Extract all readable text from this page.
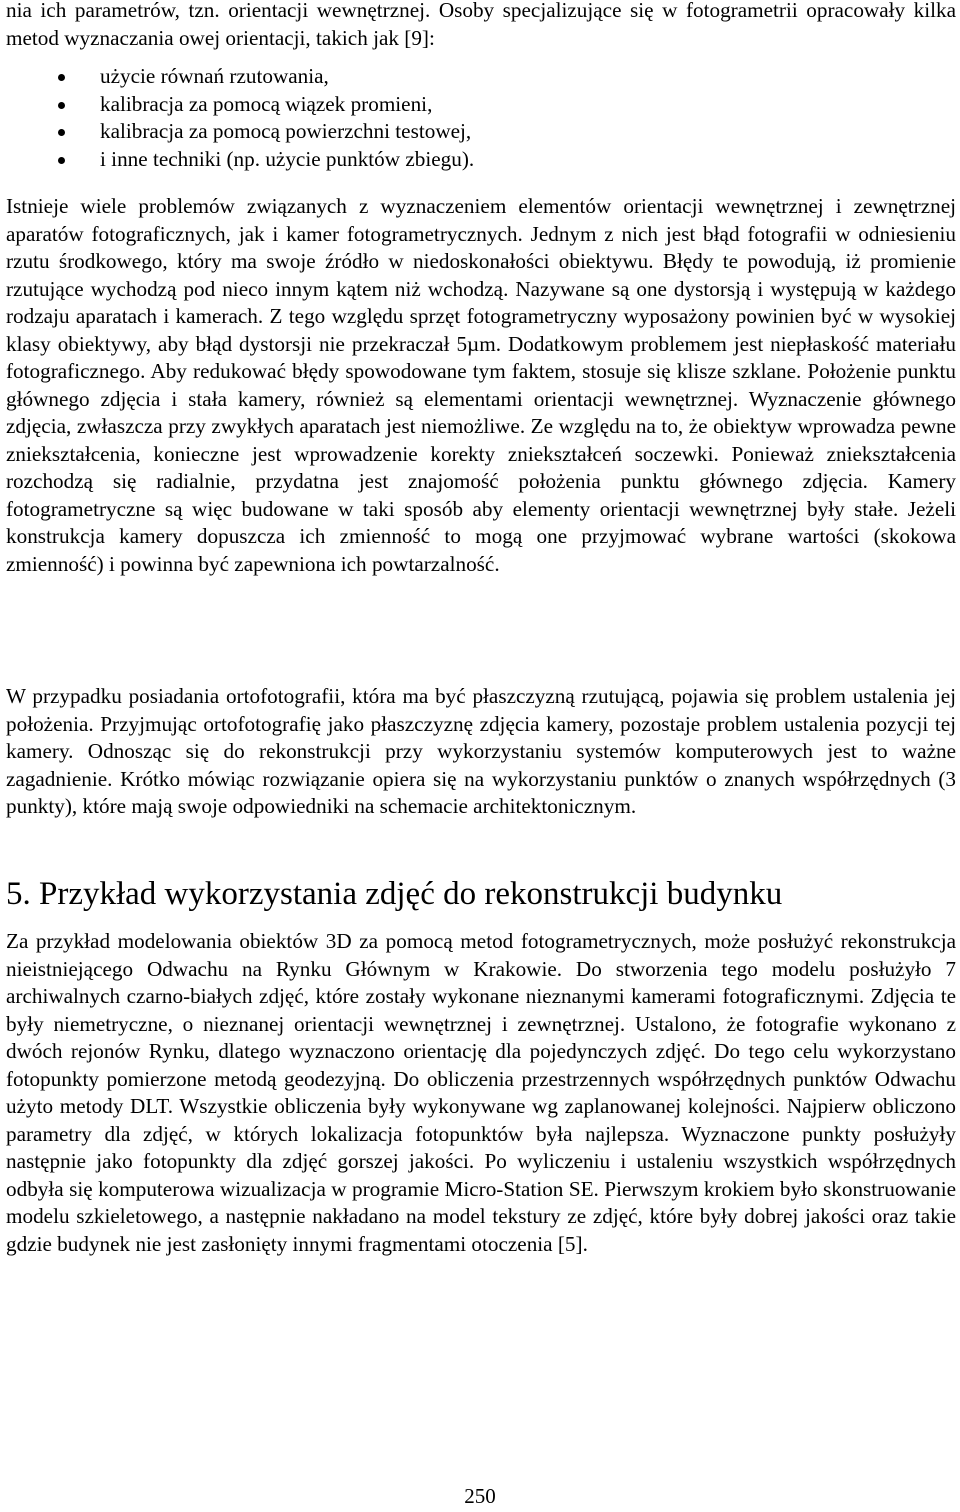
nia ich parametrów, tzn. orientacji wewnętrznej. Osoby specjalizujące się w fotogrametrii opracowały kilka metod wyznaczania owej orientacji, takich jak [9]:

użycie równań rzutowania,
kalibracja za pomocą wiązek promieni,
kalibracja za pomocą powierzchni testowej,
i inne techniki (np. użycie punktów zbiegu).

Istnieje wiele problemów związanych z wyznaczeniem elementów orientacji wewnętrznej i zewnętrznej aparatów fotograficznych, jak i kamer fotogrametrycznych. Jednym z nich jest błąd fotografii w odniesieniu rzutu środkowego, który ma swoje źródło w niedoskonałości obiektywu. Błędy te powodują, iż promienie rzutujące wychodzą pod nieco innym kątem niż wchodzą. Nazywane są one dystorsją i występują w każdego rodzaju aparatach i kamerach. Z tego względu sprzęt fotogrametryczny wyposażony powinien być w wysokiej klasy obiektywy, aby błąd dystorsji nie przekraczał 5µm. Dodatkowym problemem jest niepłaskość materiału fotograficznego. Aby redukować błędy spowodowane tym faktem, stosuje się klisze szklane. Położenie punktu głównego zdjęcia i stała kamery, również są elementami orientacji wewnętrznej. Wyznaczenie głównego zdjęcia, zwłaszcza przy zwykłych aparatach jest niemożliwe. Ze względu na to, że obiektyw wprowadza pewne zniekształcenia, konieczne jest wprowadzenie korekty zniekształceń soczewki. Ponieważ zniekształcenia rozchodzą się radialnie, przydatna jest znajomość położenia punktu głównego zdjęcia. Kamery fotogrametryczne są więc budowane w taki sposób aby elementy orientacji wewnętrznej były stałe. Jeżeli konstrukcja kamery dopuszcza ich zmienność to mogą one przyjmować wybrane wartości (skokowa zmienność) i powinna być zapewniona ich powtarzalność.

W przypadku posiadania ortofotografii, która ma być płaszczyzną rzutującą, pojawia się problem ustalenia jej położenia. Przyjmując ortofotografię jako płaszczyznę zdjęcia kamery, pozostaje problem ustalenia pozycji tej kamery. Odnosząc się do rekonstrukcji przy wykorzystaniu systemów komputerowych jest to ważne zagadnienie. Krótko mówiąc rozwiązanie opiera się na wykorzystaniu punktów o znanych współrzędnych (3 punkty), które mają swoje odpowiedniki na schemacie architektonicznym.

5. Przykład wykorzystania zdjęć do rekonstrukcji budynku

Za przykład modelowania obiektów 3D za pomocą metod fotogrametrycznych, może posłużyć rekonstrukcja nieistniejącego Odwachu na Rynku Głównym w Krakowie. Do stworzenia tego modelu posłużyło 7 archiwalnych czarno-białych zdjęć, które zostały wykonane nieznanymi kamerami fotograficznymi. Zdjęcia te były niemetryczne, o nieznanej orientacji wewnętrznej i zewnętrznej. Ustalono, że fotografie wykonano z dwóch rejonów Rynku, dlatego wyznaczono orientację dla pojedynczych zdjęć. Do tego celu wykorzystano fotopunkty pomierzone metodą geodezyjną. Do obliczenia przestrzennych współrzędnych punktów Odwachu użyto metody DLT. Wszystkie obliczenia były wykonywane wg zaplanowanej kolejności. Najpierw obliczono parametry dla zdjęć, w których lokalizacja fotopunktów była najlepsza. Wyznaczone punkty posłużyły następnie jako fotopunkty dla zdjęć gorszej jakości. Po wyliczeniu i ustaleniu wszystkich współrzędnych odbyła się komputerowa wizualizacja w programie Micro-Station SE. Pierwszym krokiem było skonstruowanie modelu szkieletowego, a następnie nakładano na model tekstury ze zdjęć, które były dobrej jakości oraz takie gdzie budynek nie jest zasłonięty innymi fragmentami otoczenia [5].

250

########

▸ Short task: Transcribe the records word for word and include no pictures.

▸ Written answer:
Extract all readable text from this page.
nia ich parametrów, tzn. orientacji wewnętrznej. Osoby specjalizujące się w fotogrametrii opracowały kilka metod wyznaczania owej orientacji, takich jak [9]:

użycie równań rzutowania,
kalibracja za pomocą wiązek promieni,
kalibracja za pomocą powierzchni testowej,
i inne techniki (np. użycie punktów zbiegu).

Istnieje wiele problemów związanych z wyznaczeniem elementów orientacji wewnętrznej i zewnętrznej aparatów fotograficznych, jak i kamer fotogrametrycznych. Jednym z nich jest błąd fotografii w odniesieniu rzutu środkowego, który ma swoje źródło w niedoskonałości obiektywu. Błędy te powodują, iż promienie rzutujące wychodzą pod nieco innym kątem niż wchodzą. Nazywane są one dystorsją i występują w każdego rodzaju aparatach i kamerach. Z tego względu sprzęt fotogrametryczny wyposażony powinien być w wysokiej klasy obiektywy, aby błąd dystorsji nie przekraczał 5µm. Dodatkowym problemem jest niepłaskość materiału fotograficznego. Aby redukować błędy spowodowane tym faktem, stosuje się klisze szklane. Położenie punktu głównego zdjęcia i stała kamery, również są elementami orientacji wewnętrznej. Wyznaczenie głównego zdjęcia, zwłaszcza przy zwykłych aparatach jest niemożliwe. Ze względu na to, że obiektyw wprowadza pewne zniekształcenia, konieczne jest wprowadzenie korekty zniekształceń soczewki. Ponieważ zniekształcenia rozchodzą się radialnie, przydatna jest znajomość położenia punktu głównego zdjęcia. Kamery fotogrametryczne są więc budowane w taki sposób aby elementy orientacji wewnętrznej były stałe. Jeżeli konstrukcja kamery dopuszcza ich zmienność to mogą one przyjmować wybrane wartości (skokowa zmienność) i powinna być zapewniona ich powtarzalność.

W przypadku posiadania ortofotografii, która ma być płaszczyzną rzutującą, pojawia się problem ustalenia jej położenia. Przyjmując ortofotografię jako płaszczyznę zdjęcia kamery, pozostaje problem ustalenia pozycji tej kamery. Odnosząc się do rekonstrukcji przy wykorzystaniu systemów komputerowych jest to ważne zagadnienie. Krótko mówiąc rozwiązanie opiera się na wykorzystaniu punktów o znanych współrzędnych (3 punkty), które mają swoje odpowiedniki na schemacie architektonicznym.

5. Przykład wykorzystania zdjęć do rekonstrukcji budynku

Za przykład modelowania obiektów 3D za pomocą metod fotogrametrycznych, może posłużyć rekonstrukcja nieistniejącego Odwachu na Rynku Głównym w Krakowie. Do stworzenia tego modelu posłużyło 7 archiwalnych czarno-białych zdjęć, które zostały wykonane nieznanymi kamerami fotograficznymi. Zdjęcia te były niemetryczne, o nieznanej orientacji wewnętrznej i zewnętrznej. Ustalono, że fotografie wykonano z dwóch rejonów Rynku, dlatego wyznaczono orientację dla pojedynczych zdjęć. Do tego celu wykorzystano fotopunkty pomierzone metodą geodezyjną. Do obliczenia przestrzennych współrzędnych punktów Odwachu użyto metody DLT. Wszystkie obliczenia były wykonywane wg zaplanowanej kolejności. Najpierw obliczono parametry dla zdjęć, w których lokalizacja fotopunktów była najlepsza. Wyznaczone punkty posłużyły następnie jako fotopunkty dla zdjęć gorszej jakości. Po wyliczeniu i ustaleniu wszystkich współrzędnych odbyła się komputerowa wizualizacja w programie Micro-Station SE. Pierwszym krokiem było skonstruowanie modelu szkieletowego, a następnie nakładano na model tekstury ze zdjęć, które były dobrej jakości oraz takie gdzie budynek nie jest zasłonięty innymi fragmentami otoczenia [5].

250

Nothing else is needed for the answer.